* [AIM]
Collect every line in the records below that contains the word "المجتمعية".

* [INPUT RECORDS]
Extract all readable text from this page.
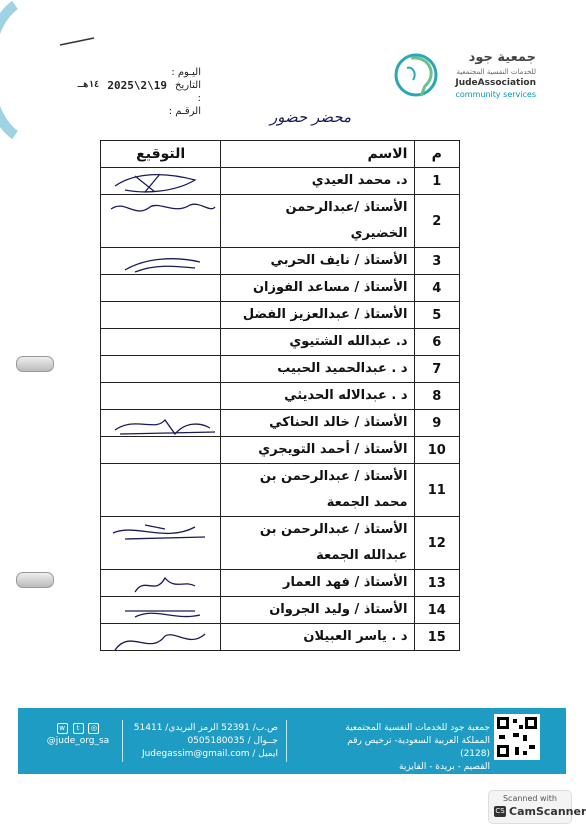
اليـوم :
التاريخ :
19\2\2025
١٤هـ
الرقـم :
جمعية جود
للخدمات النفسية المجتمعية
JudeAssociation
community services
محضر حضور
م	الاسم	التوقيع
1	د. محمد العيدي	

2	الأستاذ /عبدالرحمن الخضيري	

3	الأستاذ / نايف الحربي	

4	الأستاذ / مساعد الفوزان	
5	الأستاذ / عبدالعزيز الفضل	
6	د. عبدالله الشتيوي	
7	د . عبدالحميد الحبيب	
8	د . عبدالاله الحديثي	
9	الأستاذ / خالد الحناكي	

10	الأستاذ / أحمد التويجري	
11	الأستاذ / عبدالرحمن بن محمد الجمعة	
12	الأستاذ / عبدالرحمن بن عبدالله الجمعة	

13	الأستاذ / فهد العمار	

14	الأستاذ / وليد الجروان	

15	د . ياسر العبيلان	
جمعية جود للخدمات النفسية المجتمعية
المملكة العربية السعودية- ترخيص رقم (2128)
القصيم - بريدة - الفايزية
ص.ب/ 52391 الرمز البريدي/ 51411
جــوال / 0505180035
ايميل / Judegassim@gmail.com
w t ◎
@jude_org_sa
Scanned with
CS CamScanner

* [SOLUTION]
للخدمات النفسية المجتمعية
جمعية جود للخدمات النفسية المجتمعية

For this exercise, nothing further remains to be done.